Could you write out every entry exactly as it stands?
## Start
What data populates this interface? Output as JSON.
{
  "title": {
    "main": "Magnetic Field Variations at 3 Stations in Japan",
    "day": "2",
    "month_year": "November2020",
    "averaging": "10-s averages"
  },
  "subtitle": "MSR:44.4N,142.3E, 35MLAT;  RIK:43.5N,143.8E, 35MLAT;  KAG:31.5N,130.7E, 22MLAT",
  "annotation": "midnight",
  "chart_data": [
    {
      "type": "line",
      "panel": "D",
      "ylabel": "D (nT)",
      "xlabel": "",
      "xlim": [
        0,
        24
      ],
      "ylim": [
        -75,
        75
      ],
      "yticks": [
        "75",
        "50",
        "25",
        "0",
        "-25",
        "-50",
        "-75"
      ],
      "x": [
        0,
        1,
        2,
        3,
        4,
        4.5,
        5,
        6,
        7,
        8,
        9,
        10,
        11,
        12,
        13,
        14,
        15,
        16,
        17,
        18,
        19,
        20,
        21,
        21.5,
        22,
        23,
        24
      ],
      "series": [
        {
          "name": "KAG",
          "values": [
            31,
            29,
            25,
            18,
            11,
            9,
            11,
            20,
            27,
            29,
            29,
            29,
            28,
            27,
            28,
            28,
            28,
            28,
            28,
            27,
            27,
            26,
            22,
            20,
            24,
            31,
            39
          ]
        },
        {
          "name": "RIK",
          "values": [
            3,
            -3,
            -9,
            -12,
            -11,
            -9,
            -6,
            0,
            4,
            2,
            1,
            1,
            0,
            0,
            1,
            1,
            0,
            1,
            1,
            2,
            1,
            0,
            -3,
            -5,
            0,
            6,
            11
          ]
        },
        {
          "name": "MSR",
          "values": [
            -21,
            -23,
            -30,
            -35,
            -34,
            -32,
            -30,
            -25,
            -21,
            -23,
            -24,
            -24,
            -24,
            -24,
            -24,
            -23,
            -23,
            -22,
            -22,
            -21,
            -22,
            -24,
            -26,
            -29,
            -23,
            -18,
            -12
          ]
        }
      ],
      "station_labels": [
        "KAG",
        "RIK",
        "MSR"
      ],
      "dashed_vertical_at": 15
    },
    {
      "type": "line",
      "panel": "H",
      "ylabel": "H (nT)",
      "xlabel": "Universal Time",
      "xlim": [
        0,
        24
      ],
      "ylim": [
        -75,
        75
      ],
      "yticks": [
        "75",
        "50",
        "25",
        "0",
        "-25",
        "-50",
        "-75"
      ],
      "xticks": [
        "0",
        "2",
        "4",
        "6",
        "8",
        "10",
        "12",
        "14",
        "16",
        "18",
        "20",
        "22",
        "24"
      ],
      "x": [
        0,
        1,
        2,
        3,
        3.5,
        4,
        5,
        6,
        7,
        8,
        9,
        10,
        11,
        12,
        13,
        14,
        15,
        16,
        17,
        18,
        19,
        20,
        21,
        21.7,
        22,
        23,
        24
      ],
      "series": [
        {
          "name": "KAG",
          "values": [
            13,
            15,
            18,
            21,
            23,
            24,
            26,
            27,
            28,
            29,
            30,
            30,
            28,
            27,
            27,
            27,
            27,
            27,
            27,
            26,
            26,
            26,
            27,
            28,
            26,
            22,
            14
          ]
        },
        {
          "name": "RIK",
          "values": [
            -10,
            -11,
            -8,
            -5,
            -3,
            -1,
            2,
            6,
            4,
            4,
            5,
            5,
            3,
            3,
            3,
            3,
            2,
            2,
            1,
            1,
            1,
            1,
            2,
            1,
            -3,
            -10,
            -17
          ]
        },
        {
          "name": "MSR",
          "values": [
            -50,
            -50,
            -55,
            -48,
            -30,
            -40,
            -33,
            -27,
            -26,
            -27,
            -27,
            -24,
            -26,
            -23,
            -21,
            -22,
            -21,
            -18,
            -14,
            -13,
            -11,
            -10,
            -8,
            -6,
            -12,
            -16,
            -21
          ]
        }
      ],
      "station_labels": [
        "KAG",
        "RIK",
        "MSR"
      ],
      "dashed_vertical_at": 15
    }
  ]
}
## End
## Answer
What data populates this interface? Output as JSON.
{
  "title": {
    "main": "Magnetic Field Variations at 3 Stations in Japan",
    "day": "2",
    "month_year": "November2020",
    "averaging": "10-s averages"
  },
  "subtitle": "MSR:44.4N,142.3E, 35MLAT;  RIK:43.5N,143.8E, 35MLAT;  KAG:31.5N,130.7E, 22MLAT",
  "annotation": "midnight",
  "chart_data": [
    {
      "type": "line",
      "panel": "D",
      "ylabel": "D (nT)",
      "xlabel": "",
      "xlim": [
        0,
        24
      ],
      "ylim": [
        -75,
        75
      ],
      "yticks": [
        "75",
        "50",
        "25",
        "0",
        "-25",
        "-50",
        "-75"
      ],
      "x": [
        0,
        1,
        2,
        3,
        4,
        4.5,
        5,
        6,
        7,
        8,
        9,
        10,
        11,
        12,
        13,
        14,
        15,
        16,
        17,
        18,
        19,
        20,
        21,
        21.5,
        22,
        23,
        24
      ],
      "series": [
        {
          "name": "KAG",
          "values": [
            31,
            29,
            25,
            18,
            11,
            9,
            11,
            20,
            27,
            29,
            29,
            29,
            28,
            27,
            28,
            28,
            28,
            28,
            28,
            27,
            27,
            26,
            22,
            20,
            24,
            31,
            39
          ]
        },
        {
          "name": "RIK",
          "values": [
            3,
            -3,
            -9,
            -12,
            -11,
            -9,
            -6,
            0,
            4,
            2,
            1,
            1,
            0,
            0,
            1,
            1,
            0,
            1,
            1,
            2,
            1,
            0,
            -3,
            -5,
            0,
            6,
            11
          ]
        },
        {
          "name": "MSR",
          "values": [
            -21,
            -23,
            -30,
            -35,
            -34,
            -32,
            -30,
            -25,
            -21,
            -23,
            -24,
            -24,
            -24,
            -24,
            -24,
            -23,
            -23,
            -22,
            -22,
            -21,
            -22,
            -24,
            -26,
            -29,
            -23,
            -18,
            -12
          ]
        }
      ],
      "station_labels": [
        "KAG",
        "RIK",
        "MSR"
      ],
      "dashed_vertical_at": 15
    },
    {
      "type": "line",
      "panel": "H",
      "ylabel": "H (nT)",
      "xlabel": "Universal Time",
      "xlim": [
        0,
        24
      ],
      "ylim": [
        -75,
        75
      ],
      "yticks": [
        "75",
        "50",
        "25",
        "0",
        "-25",
        "-50",
        "-75"
      ],
      "xticks": [
        "0",
        "2",
        "4",
        "6",
        "8",
        "10",
        "12",
        "14",
        "16",
        "18",
        "20",
        "22",
        "24"
      ],
      "x": [
        0,
        1,
        2,
        3,
        3.5,
        4,
        5,
        6,
        7,
        8,
        9,
        10,
        11,
        12,
        13,
        14,
        15,
        16,
        17,
        18,
        19,
        20,
        21,
        21.7,
        22,
        23,
        24
      ],
      "series": [
        {
          "name": "KAG",
          "values": [
            13,
            15,
            18,
            21,
            23,
            24,
            26,
            27,
            28,
            29,
            30,
            30,
            28,
            27,
            27,
            27,
            27,
            27,
            27,
            26,
            26,
            26,
            27,
            28,
            26,
            22,
            14
          ]
        },
        {
          "name": "RIK",
          "values": [
            -10,
            -11,
            -8,
            -5,
            -3,
            -1,
            2,
            6,
            4,
            4,
            5,
            5,
            3,
            3,
            3,
            3,
            2,
            2,
            1,
            1,
            1,
            1,
            2,
            1,
            -3,
            -10,
            -17
          ]
        },
        {
          "name": "MSR",
          "values": [
            -50,
            -50,
            -55,
            -48,
            -30,
            -40,
            -33,
            -27,
            -26,
            -27,
            -27,
            -24,
            -26,
            -23,
            -21,
            -22,
            -21,
            -18,
            -14,
            -13,
            -11,
            -10,
            -8,
            -6,
            -12,
            -16,
            -21
          ]
        }
      ],
      "station_labels": [
        "KAG",
        "RIK",
        "MSR"
      ],
      "dashed_vertical_at": 15
    }
  ]
}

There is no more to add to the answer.